● **The task**
Copy all of the material exactly. Pictures are not to appear in the copy.

● **Exercise inputs**

━━━━━━━━━━

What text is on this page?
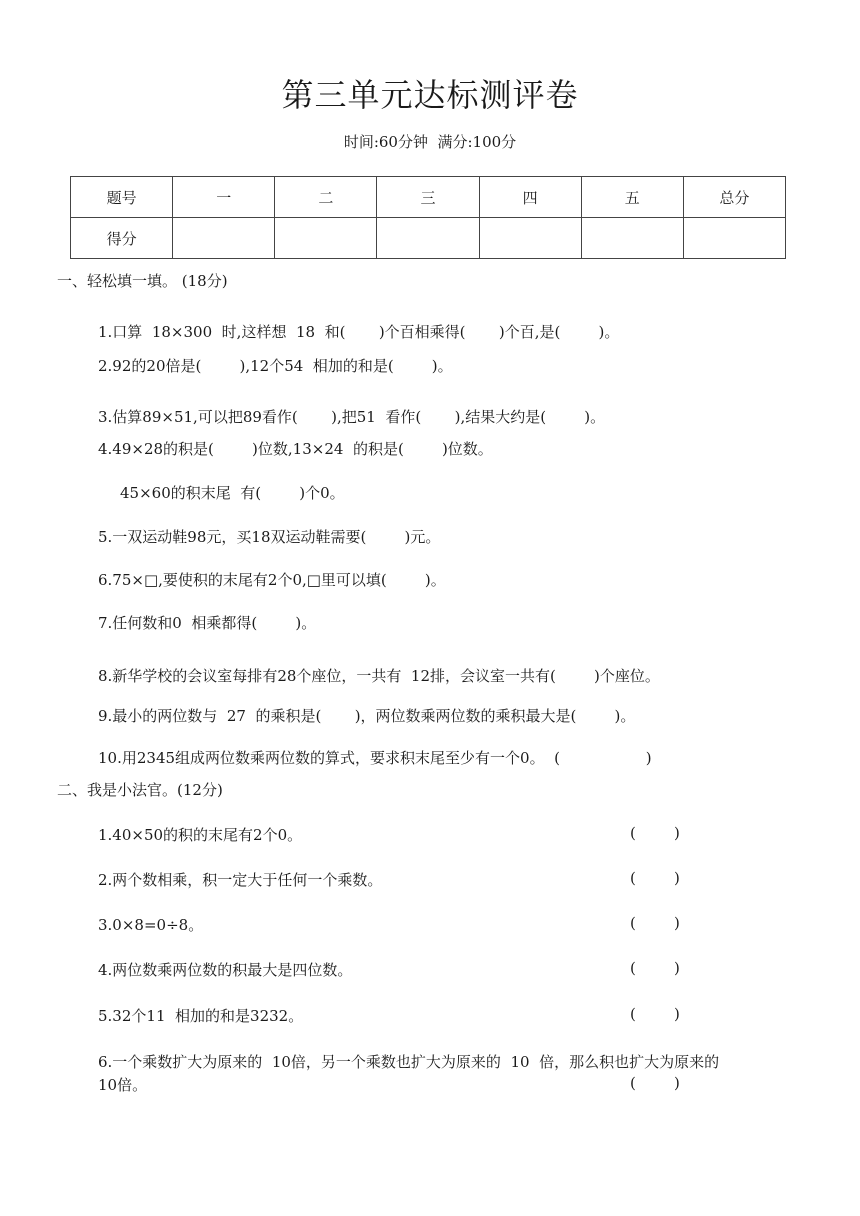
第三单元达标测评卷
时间:60分钟  满分:100分
题号	一	二	三	四	五	总分
得分						
一、轻松填一填。 (18分)
1.口算  18×300  时,这样想  18  和(       )个百相乘得(       )个百,是(        )。
2.92的20倍是(        ),12个54  相加的和是(        )。
3.估算89×51,可以把89看作(       ),把51  看作(       ),结果大约是(        )。
4.49×28的积是(        )位数,13×24  的积是(        )位数。
45×60的积末尾  有(        )个0。
5.一双运动鞋98元，买18双运动鞋需要(        )元。
6.75×□,要使积的末尾有2个0,□里可以填(        )。
7.任何数和0  相乘都得(        )。
8.新华学校的会议室每排有28个座位，一共有  12排，会议室一共有(        )个座位。
9.最小的两位数与  27  的乘积是(       )，两位数乘两位数的乘积最大是(        )。
10.用2345组成两位数乘两位数的算式，要求积末尾至少有一个0。  (                  )
二、我是小法官。(12分)
1.40×50的积的末尾有2个0。	(        )
2.两个数相乘，积一定大于任何一个乘数。	(        )
3.0×8=0÷8。	(        )
4.两位数乘两位数的积最大是四位数。	(        )
5.32个11  相加的和是3232。	(        )
6.一个乘数扩大为原来的  10倍，另一个乘数也扩大为原来的  10  倍，那么积也扩大为原来的
10倍。	(        )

━━━━━━━━━━

● **Full output**
What text is on this page?
第三单元达标测评卷
时间:60分钟  满分:100分
题号	一	二	三	四	五	总分
得分						
一、轻松填一填。 (18分)
1.口算  18×300  时,这样想  18  和(       )个百相乘得(       )个百,是(        )。
2.92的20倍是(        ),12个54  相加的和是(        )。
3.估算89×51,可以把89看作(       ),把51  看作(       ),结果大约是(        )。
4.49×28的积是(        )位数,13×24  的积是(        )位数。
45×60的积末尾  有(        )个0。
5.一双运动鞋98元，买18双运动鞋需要(        )元。
6.75×□,要使积的末尾有2个0,□里可以填(        )。
7.任何数和0  相乘都得(        )。
8.新华学校的会议室每排有28个座位，一共有  12排，会议室一共有(        )个座位。
9.最小的两位数与  27  的乘积是(       )，两位数乘两位数的乘积最大是(        )。
10.用2345组成两位数乘两位数的算式，要求积末尾至少有一个0。  (                  )
二、我是小法官。(12分)
1.40×50的积的末尾有2个0。	(        )
2.两个数相乘，积一定大于任何一个乘数。	(        )
3.0×8=0÷8。	(        )
4.两位数乘两位数的积最大是四位数。	(        )
5.32个11  相加的和是3232。	(        )
6.一个乘数扩大为原来的  10倍，另一个乘数也扩大为原来的  10  倍，那么积也扩大为原来的
10倍。	(        )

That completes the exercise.